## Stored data
==================================================
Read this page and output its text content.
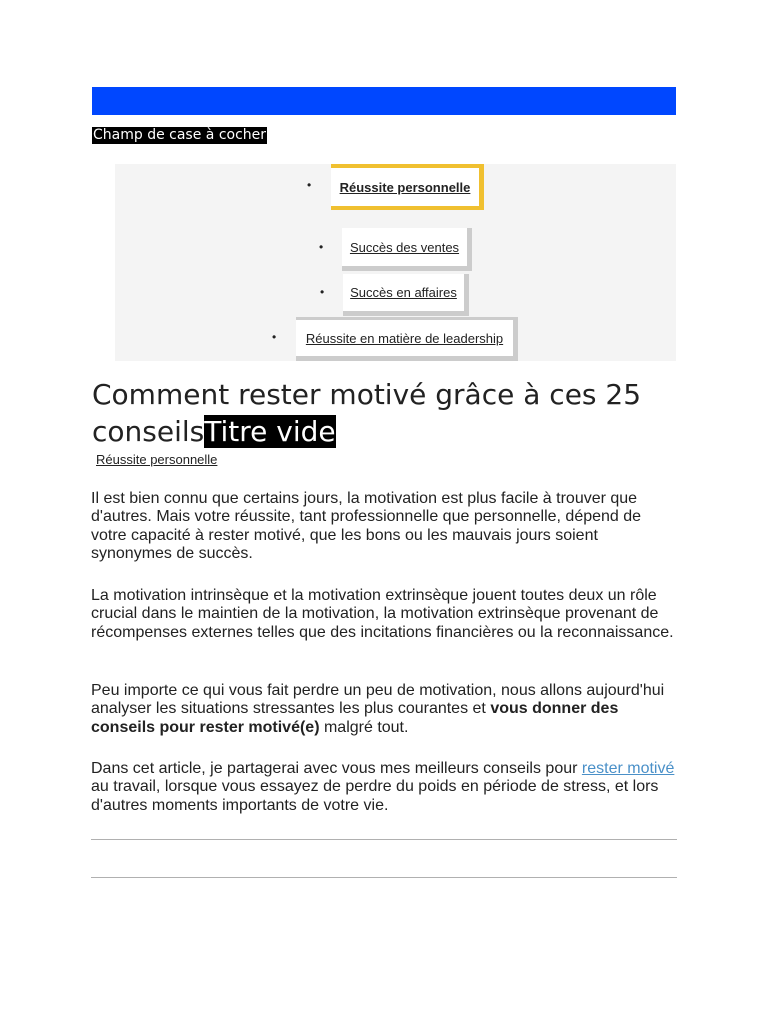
Champ de case à cocher
• Réussite personnelle
• Succès des ventes
• Succès en affaires
• Réussite en matière de leadership
Comment rester motivé grâce à ces 25 conseilsTitre vide
Réussite personnelle

Il est bien connu que certains jours, la motivation est plus facile à trouver que d'autres. Mais votre réussite, tant professionnelle que personnelle, dépend de votre capacité à rester motivé, que les bons ou les mauvais jours soient synonymes de succès.

La motivation intrinsèque et la motivation extrinsèque jouent toutes deux un rôle crucial dans le maintien de la motivation, la motivation extrinsèque provenant de récompenses externes telles que des incitations financières ou la reconnaissance.

Peu importe ce qui vous fait perdre un peu de motivation, nous allons aujourd'hui analyser les situations stressantes les plus courantes et vous donner des conseils pour rester motivé(e) malgré tout.

Dans cet article, je partagerai avec vous mes meilleurs conseils pour rester motivé au travail, lorsque vous essayez de perdre du poids en période de stress, et lors d'autres moments importants de votre vie.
==================================================
## Task instructions
Write out the entries above word for word. Do not include the pictures.

## Solution
Read this page and output its text content.
Champ de case à cocher
• Réussite personnelle
• Succès des ventes
• Succès en affaires
• Réussite en matière de leadership
Comment rester motivé grâce à ces 25 conseilsTitre vide
Réussite personnelle

Il est bien connu que certains jours, la motivation est plus facile à trouver que d'autres. Mais votre réussite, tant professionnelle que personnelle, dépend de votre capacité à rester motivé, que les bons ou les mauvais jours soient synonymes de succès.

La motivation intrinsèque et la motivation extrinsèque jouent toutes deux un rôle crucial dans le maintien de la motivation, la motivation extrinsèque provenant de récompenses externes telles que des incitations financières ou la reconnaissance.

Peu importe ce qui vous fait perdre un peu de motivation, nous allons aujourd'hui analyser les situations stressantes les plus courantes et vous donner des conseils pour rester motivé(e) malgré tout.

Dans cet article, je partagerai avec vous mes meilleurs conseils pour rester motivé au travail, lorsque vous essayez de perdre du poids en période de stress, et lors d'autres moments importants de votre vie.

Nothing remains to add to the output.